[Dataset items]
.....

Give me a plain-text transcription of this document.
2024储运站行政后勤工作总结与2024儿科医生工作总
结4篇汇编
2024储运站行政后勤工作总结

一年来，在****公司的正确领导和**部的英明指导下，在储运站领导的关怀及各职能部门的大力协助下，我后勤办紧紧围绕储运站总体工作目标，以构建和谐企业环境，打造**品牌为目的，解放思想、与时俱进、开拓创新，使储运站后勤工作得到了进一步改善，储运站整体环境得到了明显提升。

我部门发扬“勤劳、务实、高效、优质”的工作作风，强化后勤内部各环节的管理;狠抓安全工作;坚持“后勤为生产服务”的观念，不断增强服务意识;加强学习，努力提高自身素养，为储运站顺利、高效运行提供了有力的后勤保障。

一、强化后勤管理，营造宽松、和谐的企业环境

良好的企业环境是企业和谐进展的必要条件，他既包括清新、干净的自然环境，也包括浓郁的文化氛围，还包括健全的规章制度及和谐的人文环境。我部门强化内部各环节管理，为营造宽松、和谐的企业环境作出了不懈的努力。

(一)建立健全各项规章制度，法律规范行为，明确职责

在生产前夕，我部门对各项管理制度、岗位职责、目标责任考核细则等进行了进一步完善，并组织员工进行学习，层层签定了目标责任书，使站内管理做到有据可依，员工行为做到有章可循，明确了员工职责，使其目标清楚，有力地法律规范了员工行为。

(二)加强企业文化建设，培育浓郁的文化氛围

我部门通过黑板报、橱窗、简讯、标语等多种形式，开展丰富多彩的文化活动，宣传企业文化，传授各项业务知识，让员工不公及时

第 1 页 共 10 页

.....

=== Instruction ===
Please set down each line of the records exactly as given.

=== In response ===
Give me a plain-text transcription of this document.
2024储运站行政后勤工作总结与2024儿科医生工作总
结4篇汇编
2024储运站行政后勤工作总结

一年来，在****公司的正确领导和**部的英明指导下，在储运站领导的关怀及各职能部门的大力协助下，我后勤办紧紧围绕储运站总体工作目标，以构建和谐企业环境，打造**品牌为目的，解放思想、与时俱进、开拓创新，使储运站后勤工作得到了进一步改善，储运站整体环境得到了明显提升。

我部门发扬“勤劳、务实、高效、优质”的工作作风，强化后勤内部各环节的管理;狠抓安全工作;坚持“后勤为生产服务”的观念，不断增强服务意识;加强学习，努力提高自身素养，为储运站顺利、高效运行提供了有力的后勤保障。

一、强化后勤管理，营造宽松、和谐的企业环境

良好的企业环境是企业和谐进展的必要条件，他既包括清新、干净的自然环境，也包括浓郁的文化氛围，还包括健全的规章制度及和谐的人文环境。我部门强化内部各环节管理，为营造宽松、和谐的企业环境作出了不懈的努力。

(一)建立健全各项规章制度，法律规范行为，明确职责

在生产前夕，我部门对各项管理制度、岗位职责、目标责任考核细则等进行了进一步完善，并组织员工进行学习，层层签定了目标责任书，使站内管理做到有据可依，员工行为做到有章可循，明确了员工职责，使其目标清楚，有力地法律规范了员工行为。

(二)加强企业文化建设，培育浓郁的文化氛围

我部门通过黑板报、橱窗、简讯、标语等多种形式，开展丰富多彩的文化活动，宣传企业文化，传授各项业务知识，让员工不公及时

第 1 页 共 10 页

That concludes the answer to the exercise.